--- Start of Data extract ---

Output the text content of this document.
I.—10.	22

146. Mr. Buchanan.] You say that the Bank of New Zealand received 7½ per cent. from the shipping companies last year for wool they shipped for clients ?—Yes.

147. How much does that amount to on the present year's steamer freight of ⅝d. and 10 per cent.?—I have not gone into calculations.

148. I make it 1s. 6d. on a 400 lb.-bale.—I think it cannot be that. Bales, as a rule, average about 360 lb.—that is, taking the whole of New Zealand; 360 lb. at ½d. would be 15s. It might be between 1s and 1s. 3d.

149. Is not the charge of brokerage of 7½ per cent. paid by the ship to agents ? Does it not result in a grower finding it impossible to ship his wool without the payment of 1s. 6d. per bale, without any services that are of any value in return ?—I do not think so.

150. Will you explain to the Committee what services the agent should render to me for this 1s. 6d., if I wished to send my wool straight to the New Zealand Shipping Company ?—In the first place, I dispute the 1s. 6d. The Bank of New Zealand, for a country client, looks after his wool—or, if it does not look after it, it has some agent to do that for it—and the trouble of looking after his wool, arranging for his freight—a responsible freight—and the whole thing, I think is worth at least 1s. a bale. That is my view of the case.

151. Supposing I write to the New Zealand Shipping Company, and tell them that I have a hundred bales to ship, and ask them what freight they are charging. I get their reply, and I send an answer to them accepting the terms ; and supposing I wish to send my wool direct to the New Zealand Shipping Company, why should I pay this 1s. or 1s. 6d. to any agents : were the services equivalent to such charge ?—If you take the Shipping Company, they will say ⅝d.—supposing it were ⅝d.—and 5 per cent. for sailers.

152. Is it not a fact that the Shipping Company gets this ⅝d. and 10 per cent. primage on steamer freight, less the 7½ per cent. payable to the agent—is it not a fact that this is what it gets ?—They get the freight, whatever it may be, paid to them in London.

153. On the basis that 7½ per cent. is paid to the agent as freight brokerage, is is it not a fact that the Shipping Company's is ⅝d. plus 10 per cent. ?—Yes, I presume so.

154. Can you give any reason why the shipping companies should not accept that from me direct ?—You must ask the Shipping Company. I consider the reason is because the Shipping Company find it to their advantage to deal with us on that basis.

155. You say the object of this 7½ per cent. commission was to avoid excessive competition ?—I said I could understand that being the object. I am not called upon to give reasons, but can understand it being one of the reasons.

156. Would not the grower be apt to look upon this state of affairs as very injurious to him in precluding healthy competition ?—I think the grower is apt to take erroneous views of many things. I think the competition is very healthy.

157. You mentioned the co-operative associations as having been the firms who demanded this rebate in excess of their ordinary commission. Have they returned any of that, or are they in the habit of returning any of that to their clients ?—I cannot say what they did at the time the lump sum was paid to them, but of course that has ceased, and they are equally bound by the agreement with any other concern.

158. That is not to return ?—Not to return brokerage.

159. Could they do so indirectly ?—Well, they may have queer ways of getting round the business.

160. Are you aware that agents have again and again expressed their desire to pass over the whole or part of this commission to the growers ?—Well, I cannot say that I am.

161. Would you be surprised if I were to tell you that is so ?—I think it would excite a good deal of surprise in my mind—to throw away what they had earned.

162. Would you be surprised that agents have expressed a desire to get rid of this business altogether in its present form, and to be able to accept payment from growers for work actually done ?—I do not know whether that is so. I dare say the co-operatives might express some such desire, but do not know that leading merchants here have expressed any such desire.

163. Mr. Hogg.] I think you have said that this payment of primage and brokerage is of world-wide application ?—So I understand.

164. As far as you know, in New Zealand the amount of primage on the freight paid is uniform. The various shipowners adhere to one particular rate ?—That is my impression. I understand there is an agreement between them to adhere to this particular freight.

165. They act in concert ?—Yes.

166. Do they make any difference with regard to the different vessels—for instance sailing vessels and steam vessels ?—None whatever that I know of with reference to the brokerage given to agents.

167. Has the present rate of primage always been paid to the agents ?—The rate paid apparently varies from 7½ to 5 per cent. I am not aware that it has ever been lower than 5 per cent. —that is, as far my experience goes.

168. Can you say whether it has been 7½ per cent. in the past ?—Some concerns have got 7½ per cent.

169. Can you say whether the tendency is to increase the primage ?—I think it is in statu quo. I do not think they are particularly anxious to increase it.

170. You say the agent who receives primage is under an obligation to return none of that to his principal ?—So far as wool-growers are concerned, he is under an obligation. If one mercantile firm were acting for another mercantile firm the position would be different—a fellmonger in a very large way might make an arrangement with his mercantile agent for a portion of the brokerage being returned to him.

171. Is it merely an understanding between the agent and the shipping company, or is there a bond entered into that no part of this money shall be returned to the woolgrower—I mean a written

--- End of Data extract ---
--- Start of Data extract ---

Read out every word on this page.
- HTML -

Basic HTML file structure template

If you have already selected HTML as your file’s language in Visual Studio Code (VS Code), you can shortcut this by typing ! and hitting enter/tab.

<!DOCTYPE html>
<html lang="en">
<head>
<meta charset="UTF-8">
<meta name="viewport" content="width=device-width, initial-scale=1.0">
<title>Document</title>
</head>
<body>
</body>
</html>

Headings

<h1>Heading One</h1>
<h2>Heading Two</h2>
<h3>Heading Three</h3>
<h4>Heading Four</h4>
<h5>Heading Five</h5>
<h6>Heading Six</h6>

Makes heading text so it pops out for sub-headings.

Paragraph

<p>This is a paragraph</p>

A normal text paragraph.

--- End of Data extract ---
--- Start of Data extract ---

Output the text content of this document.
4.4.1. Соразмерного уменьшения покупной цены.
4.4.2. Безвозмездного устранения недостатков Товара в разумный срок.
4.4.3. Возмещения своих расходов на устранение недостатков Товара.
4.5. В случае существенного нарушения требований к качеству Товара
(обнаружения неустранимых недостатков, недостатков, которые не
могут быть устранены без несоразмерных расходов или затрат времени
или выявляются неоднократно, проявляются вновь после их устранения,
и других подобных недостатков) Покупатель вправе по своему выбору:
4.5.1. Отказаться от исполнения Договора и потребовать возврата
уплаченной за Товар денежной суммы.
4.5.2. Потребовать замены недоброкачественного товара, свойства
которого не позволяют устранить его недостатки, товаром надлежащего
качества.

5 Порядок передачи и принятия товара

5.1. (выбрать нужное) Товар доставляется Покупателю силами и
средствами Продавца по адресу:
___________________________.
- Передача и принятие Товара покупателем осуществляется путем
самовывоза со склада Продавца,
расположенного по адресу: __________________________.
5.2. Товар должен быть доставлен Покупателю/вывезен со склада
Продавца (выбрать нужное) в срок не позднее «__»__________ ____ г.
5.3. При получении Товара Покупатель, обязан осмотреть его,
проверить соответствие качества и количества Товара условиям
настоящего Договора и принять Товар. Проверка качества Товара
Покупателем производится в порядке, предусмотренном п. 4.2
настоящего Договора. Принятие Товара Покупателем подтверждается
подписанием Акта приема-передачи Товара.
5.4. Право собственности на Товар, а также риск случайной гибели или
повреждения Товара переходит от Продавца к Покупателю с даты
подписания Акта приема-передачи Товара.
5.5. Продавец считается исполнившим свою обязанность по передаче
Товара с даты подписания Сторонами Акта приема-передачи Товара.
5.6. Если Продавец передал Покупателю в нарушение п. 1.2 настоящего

--- End of Data extract ---

▶ **Task**
Search the lines above for the string "адресу", then show every one that has it.

▶ **Exercise solution**
средствами Продавца по адресу:
расположенного по адресу: __________________________.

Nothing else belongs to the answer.